Exercise brief - Omit every picture and return the rest of the data unaltered.

Record excerpts -
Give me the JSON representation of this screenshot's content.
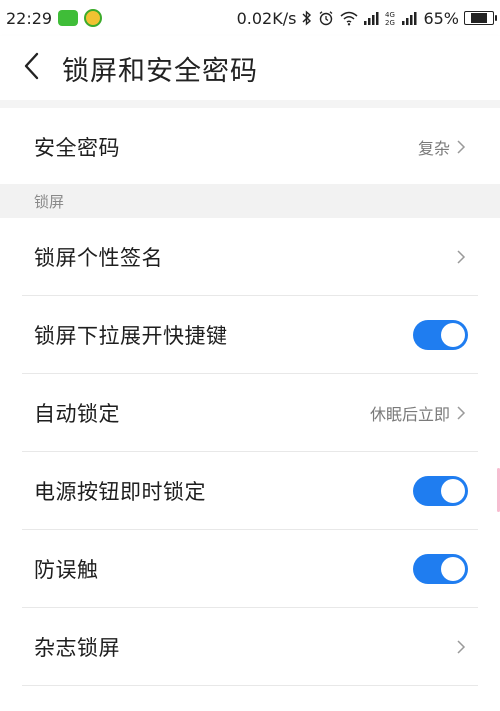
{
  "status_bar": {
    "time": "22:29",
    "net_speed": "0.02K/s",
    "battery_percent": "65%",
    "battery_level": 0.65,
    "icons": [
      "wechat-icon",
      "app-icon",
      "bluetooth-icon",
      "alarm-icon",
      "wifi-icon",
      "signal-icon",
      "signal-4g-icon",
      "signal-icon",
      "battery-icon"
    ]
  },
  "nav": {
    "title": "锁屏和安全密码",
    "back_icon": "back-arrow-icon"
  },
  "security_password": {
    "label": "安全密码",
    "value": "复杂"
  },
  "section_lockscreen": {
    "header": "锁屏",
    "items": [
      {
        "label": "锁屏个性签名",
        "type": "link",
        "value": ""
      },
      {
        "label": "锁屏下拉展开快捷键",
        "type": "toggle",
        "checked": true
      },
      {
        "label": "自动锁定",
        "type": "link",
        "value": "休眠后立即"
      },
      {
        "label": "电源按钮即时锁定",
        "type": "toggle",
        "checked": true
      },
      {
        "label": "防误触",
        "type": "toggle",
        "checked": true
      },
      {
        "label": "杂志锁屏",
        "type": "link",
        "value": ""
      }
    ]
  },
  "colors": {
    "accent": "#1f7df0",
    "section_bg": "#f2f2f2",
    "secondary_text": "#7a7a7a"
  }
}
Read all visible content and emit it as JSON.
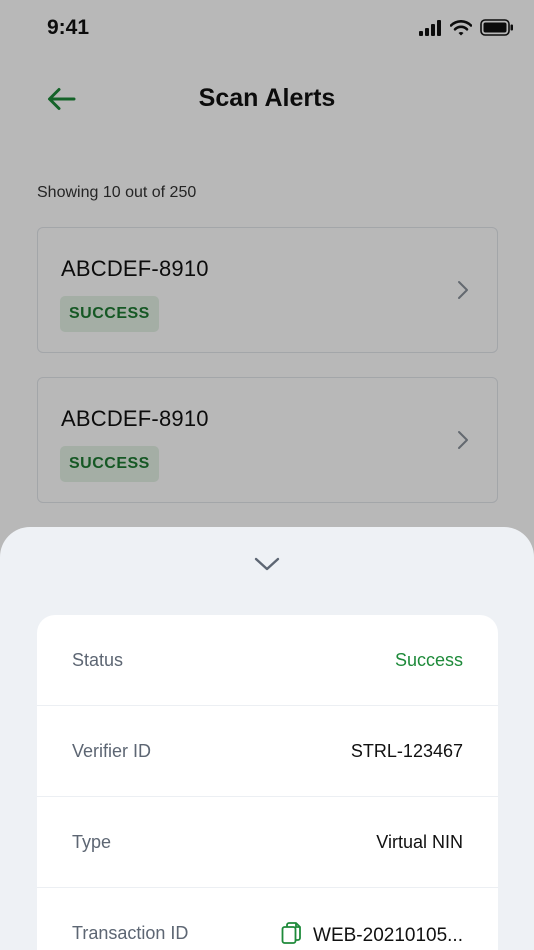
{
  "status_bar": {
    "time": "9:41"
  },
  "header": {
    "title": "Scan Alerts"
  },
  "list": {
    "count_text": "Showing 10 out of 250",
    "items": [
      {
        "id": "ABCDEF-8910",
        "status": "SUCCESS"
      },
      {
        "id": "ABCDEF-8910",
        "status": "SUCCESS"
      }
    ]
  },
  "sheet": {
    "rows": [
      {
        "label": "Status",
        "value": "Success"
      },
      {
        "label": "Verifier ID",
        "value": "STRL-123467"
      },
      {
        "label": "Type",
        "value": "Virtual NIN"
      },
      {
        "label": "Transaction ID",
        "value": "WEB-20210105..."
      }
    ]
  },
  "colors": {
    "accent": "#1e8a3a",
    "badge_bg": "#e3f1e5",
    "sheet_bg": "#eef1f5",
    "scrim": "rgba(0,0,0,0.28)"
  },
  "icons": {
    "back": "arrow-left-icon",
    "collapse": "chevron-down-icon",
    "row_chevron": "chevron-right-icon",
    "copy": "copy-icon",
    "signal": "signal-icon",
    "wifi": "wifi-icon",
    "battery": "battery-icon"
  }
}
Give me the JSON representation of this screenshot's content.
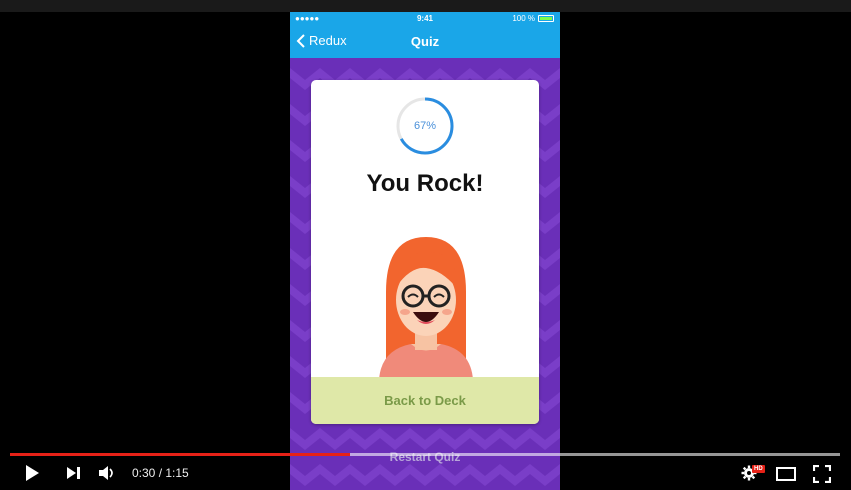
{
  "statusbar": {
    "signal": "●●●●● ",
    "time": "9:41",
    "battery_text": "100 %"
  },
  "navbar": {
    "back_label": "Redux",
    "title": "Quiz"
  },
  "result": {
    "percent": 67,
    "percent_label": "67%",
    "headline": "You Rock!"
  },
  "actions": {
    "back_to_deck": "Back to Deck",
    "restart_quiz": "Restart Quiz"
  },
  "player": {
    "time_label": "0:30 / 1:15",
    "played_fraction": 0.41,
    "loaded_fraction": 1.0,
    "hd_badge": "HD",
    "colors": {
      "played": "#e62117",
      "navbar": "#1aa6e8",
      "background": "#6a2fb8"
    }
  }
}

Reply -
Give me the JSON representation of this screenshot's content.
{
  "status_bar": {
    "time": "22:29",
    "net_speed": "0.02K/s",
    "battery_percent": "65%",
    "battery_level": 0.65,
    "icons": [
      "wechat-icon",
      "app-icon",
      "bluetooth-icon",
      "alarm-icon",
      "wifi-icon",
      "signal-icon",
      "signal-4g-icon",
      "signal-icon",
      "battery-icon"
    ]
  },
  "nav": {
    "title": "锁屏和安全密码",
    "back_icon": "back-arrow-icon"
  },
  "security_password": {
    "label": "安全密码",
    "value": "复杂"
  },
  "section_lockscreen": {
    "header": "锁屏",
    "items": [
      {
        "label": "锁屏个性签名",
        "type": "link",
        "value": ""
      },
      {
        "label": "锁屏下拉展开快捷键",
        "type": "toggle",
        "checked": true
      },
      {
        "label": "自动锁定",
        "type": "link",
        "value": "休眠后立即"
      },
      {
        "label": "电源按钮即时锁定",
        "type": "toggle",
        "checked": true
      },
      {
        "label": "防误触",
        "type": "toggle",
        "checked": true
      },
      {
        "label": "杂志锁屏",
        "type": "link",
        "value": ""
      }
    ]
  },
  "colors": {
    "accent": "#1f7df0",
    "section_bg": "#f2f2f2",
    "secondary_text": "#7a7a7a"
  }
}
Read all visible content and emit it as JSON.
{
  "status_bar": {
    "time": "9:41"
  },
  "header": {
    "title": "Scan Alerts"
  },
  "list": {
    "count_text": "Showing 10 out of 250",
    "items": [
      {
        "id": "ABCDEF-8910",
        "status": "SUCCESS"
      },
      {
        "id": "ABCDEF-8910",
        "status": "SUCCESS"
      }
    ]
  },
  "sheet": {
    "rows": [
      {
        "label": "Status",
        "value": "Success"
      },
      {
        "label": "Verifier ID",
        "value": "STRL-123467"
      },
      {
        "label": "Type",
        "value": "Virtual NIN"
      },
      {
        "label": "Transaction ID",
        "value": "WEB-20210105..."
      }
    ]
  },
  "colors": {
    "accent": "#1e8a3a",
    "badge_bg": "#e3f1e5",
    "sheet_bg": "#eef1f5",
    "scrim": "rgba(0,0,0,0.28)"
  },
  "icons": {
    "back": "arrow-left-icon",
    "collapse": "chevron-down-icon",
    "row_chevron": "chevron-right-icon",
    "copy": "copy-icon",
    "signal": "signal-icon",
    "wifi": "wifi-icon",
    "battery": "battery-icon"
  }
}
Give me the JSON representation of this screenshot's content.
{
  "statusbar": {
    "signal": "●●●●● ",
    "time": "9:41",
    "battery_text": "100 %"
  },
  "navbar": {
    "back_label": "Redux",
    "title": "Quiz"
  },
  "result": {
    "percent": 67,
    "percent_label": "67%",
    "headline": "You Rock!"
  },
  "actions": {
    "back_to_deck": "Back to Deck",
    "restart_quiz": "Restart Quiz"
  },
  "player": {
    "time_label": "0:30 / 1:15",
    "played_fraction": 0.41,
    "loaded_fraction": 1.0,
    "hd_badge": "HD",
    "colors": {
      "played": "#e62117",
      "navbar": "#1aa6e8",
      "background": "#6a2fb8"
    }
  }
}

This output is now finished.